■ **Working data**:
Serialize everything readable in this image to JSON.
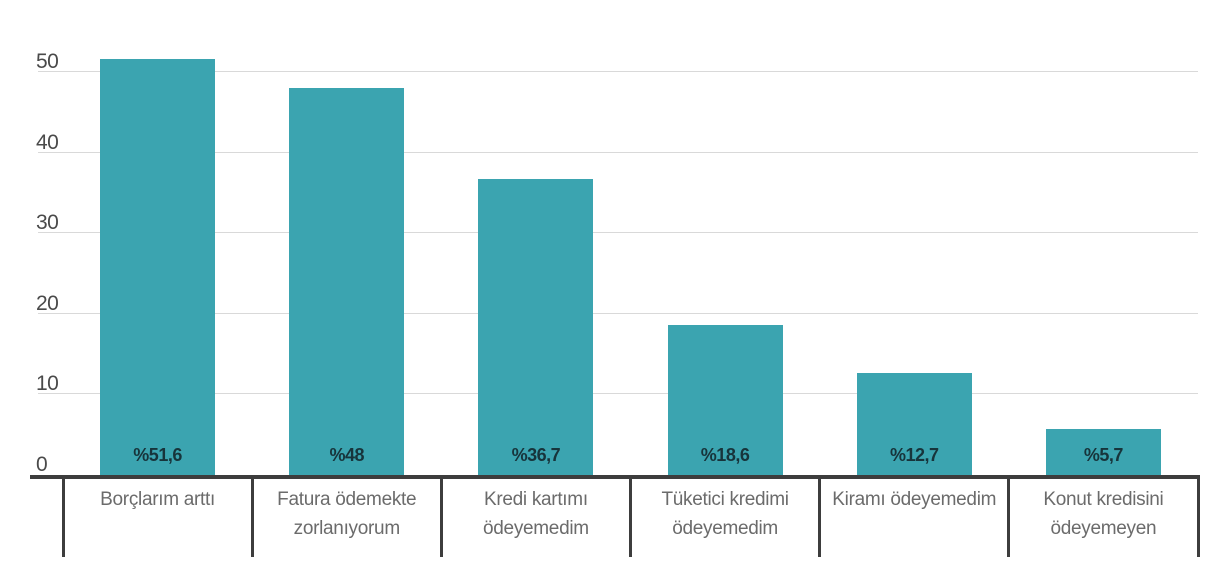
{
  "chart_data": {
    "type": "bar",
    "title": "",
    "xlabel": "",
    "ylabel": "",
    "categories": [
      "Borçlarım arttı",
      "Fatura ödemekte zorlanıyorum",
      "Kredi kartımı ödeyemedim",
      "Tüketici kredimi ödeyemedim",
      "Kiramı ödeyemedim",
      "Konut kredisini ödeyemeyen"
    ],
    "values": [
      51.6,
      48,
      36.7,
      18.6,
      12.7,
      5.7
    ],
    "value_labels": [
      "%51,6",
      "%48",
      "%36,7",
      "%18,6",
      "%12,7",
      "%5,7"
    ],
    "y_ticks": [
      0,
      10,
      20,
      30,
      40,
      50
    ],
    "ylim": [
      0,
      55
    ],
    "grid": true,
    "legend": false,
    "colors": {
      "bar": "#3BA4B0",
      "value_label": "#17343B",
      "axis": "#3D3D3D",
      "gridline": "#D9D9D9",
      "ytick_label": "#4A4A4A",
      "category_label": "#6B6B6B",
      "background": "#FFFFFF"
    }
  }
}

■ **Exercise description**: With the pictures left out, transcribe the material exactly.

■ **Answer to the task**:
Serialize everything readable in this image to JSON.
{
  "chart_data": {
    "type": "bar",
    "title": "",
    "xlabel": "",
    "ylabel": "",
    "categories": [
      "Borçlarım arttı",
      "Fatura ödemekte zorlanıyorum",
      "Kredi kartımı ödeyemedim",
      "Tüketici kredimi ödeyemedim",
      "Kiramı ödeyemedim",
      "Konut kredisini ödeyemeyen"
    ],
    "values": [
      51.6,
      48,
      36.7,
      18.6,
      12.7,
      5.7
    ],
    "value_labels": [
      "%51,6",
      "%48",
      "%36,7",
      "%18,6",
      "%12,7",
      "%5,7"
    ],
    "y_ticks": [
      0,
      10,
      20,
      30,
      40,
      50
    ],
    "ylim": [
      0,
      55
    ],
    "grid": true,
    "legend": false,
    "colors": {
      "bar": "#3BA4B0",
      "value_label": "#17343B",
      "axis": "#3D3D3D",
      "gridline": "#D9D9D9",
      "ytick_label": "#4A4A4A",
      "category_label": "#6B6B6B",
      "background": "#FFFFFF"
    }
  }
}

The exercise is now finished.